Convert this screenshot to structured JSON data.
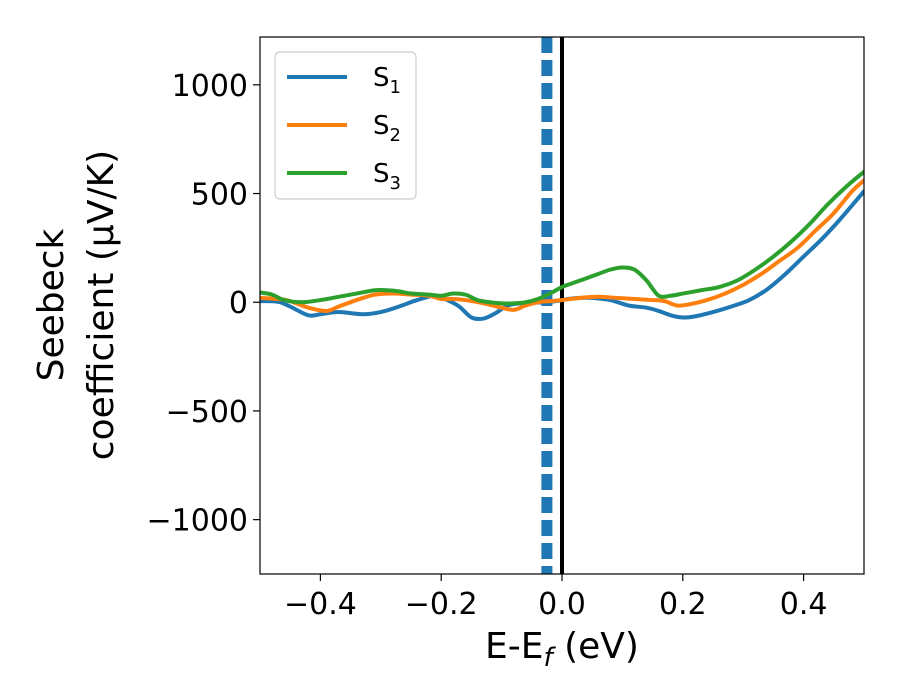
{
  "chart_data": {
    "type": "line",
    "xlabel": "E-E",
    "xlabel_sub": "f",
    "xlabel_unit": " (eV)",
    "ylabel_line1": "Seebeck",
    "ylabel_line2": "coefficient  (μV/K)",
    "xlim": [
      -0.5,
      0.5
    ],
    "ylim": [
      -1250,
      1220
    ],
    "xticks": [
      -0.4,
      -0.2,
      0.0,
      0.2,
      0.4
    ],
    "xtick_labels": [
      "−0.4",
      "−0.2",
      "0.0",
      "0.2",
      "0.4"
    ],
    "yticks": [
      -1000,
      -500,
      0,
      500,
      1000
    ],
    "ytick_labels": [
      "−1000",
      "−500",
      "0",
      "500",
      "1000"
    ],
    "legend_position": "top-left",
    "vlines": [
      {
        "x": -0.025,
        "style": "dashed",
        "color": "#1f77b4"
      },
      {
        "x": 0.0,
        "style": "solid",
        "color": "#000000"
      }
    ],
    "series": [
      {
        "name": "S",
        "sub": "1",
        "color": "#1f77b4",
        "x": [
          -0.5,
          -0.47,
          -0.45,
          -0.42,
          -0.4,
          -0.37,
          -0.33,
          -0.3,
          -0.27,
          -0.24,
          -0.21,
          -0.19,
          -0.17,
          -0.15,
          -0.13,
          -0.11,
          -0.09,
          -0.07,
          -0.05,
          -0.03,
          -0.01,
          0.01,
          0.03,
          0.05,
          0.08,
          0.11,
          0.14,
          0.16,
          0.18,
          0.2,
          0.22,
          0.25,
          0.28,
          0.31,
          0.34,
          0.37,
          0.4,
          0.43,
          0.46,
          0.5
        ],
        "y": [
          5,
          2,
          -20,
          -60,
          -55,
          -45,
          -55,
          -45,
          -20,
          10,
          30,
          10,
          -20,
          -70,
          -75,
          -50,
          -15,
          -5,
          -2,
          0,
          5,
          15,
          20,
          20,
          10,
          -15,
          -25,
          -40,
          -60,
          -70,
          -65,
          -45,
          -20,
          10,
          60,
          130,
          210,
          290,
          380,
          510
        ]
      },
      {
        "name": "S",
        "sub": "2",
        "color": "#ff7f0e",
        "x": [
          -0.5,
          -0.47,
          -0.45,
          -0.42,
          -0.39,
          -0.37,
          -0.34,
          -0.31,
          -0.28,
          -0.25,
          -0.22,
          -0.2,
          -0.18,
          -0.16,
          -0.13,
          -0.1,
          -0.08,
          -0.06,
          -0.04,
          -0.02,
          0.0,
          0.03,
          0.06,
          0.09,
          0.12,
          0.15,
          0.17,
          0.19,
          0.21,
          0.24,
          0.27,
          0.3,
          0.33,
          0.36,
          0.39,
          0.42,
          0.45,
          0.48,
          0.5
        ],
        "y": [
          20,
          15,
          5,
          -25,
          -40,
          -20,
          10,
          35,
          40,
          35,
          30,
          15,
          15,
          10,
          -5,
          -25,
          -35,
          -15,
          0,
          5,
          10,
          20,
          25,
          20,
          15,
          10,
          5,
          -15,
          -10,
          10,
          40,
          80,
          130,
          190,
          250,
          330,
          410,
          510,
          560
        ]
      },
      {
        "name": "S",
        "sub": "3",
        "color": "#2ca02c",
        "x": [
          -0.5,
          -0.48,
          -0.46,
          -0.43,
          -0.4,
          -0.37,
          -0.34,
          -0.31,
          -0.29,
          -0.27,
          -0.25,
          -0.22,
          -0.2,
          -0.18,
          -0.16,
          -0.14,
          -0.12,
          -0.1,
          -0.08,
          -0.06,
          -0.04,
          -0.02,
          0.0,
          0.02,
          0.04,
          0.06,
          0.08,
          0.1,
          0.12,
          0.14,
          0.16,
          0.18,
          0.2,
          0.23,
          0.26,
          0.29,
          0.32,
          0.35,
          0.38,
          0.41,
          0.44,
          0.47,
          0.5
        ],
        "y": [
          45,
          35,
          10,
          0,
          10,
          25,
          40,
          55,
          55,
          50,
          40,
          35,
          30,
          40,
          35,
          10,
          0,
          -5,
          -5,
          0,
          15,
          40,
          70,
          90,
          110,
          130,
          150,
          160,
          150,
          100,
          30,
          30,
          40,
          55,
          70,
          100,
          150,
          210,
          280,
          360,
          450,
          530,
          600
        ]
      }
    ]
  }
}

-------------------------

*Written task*:
Look over the records above and copy each line that includes the string "color".

*Finished answer*:
        "color": "#1f77b4"
        "color": "#000000"
        "color": "#1f77b4",
        "color": "#ff7f0e",
        "color": "#2ca02c",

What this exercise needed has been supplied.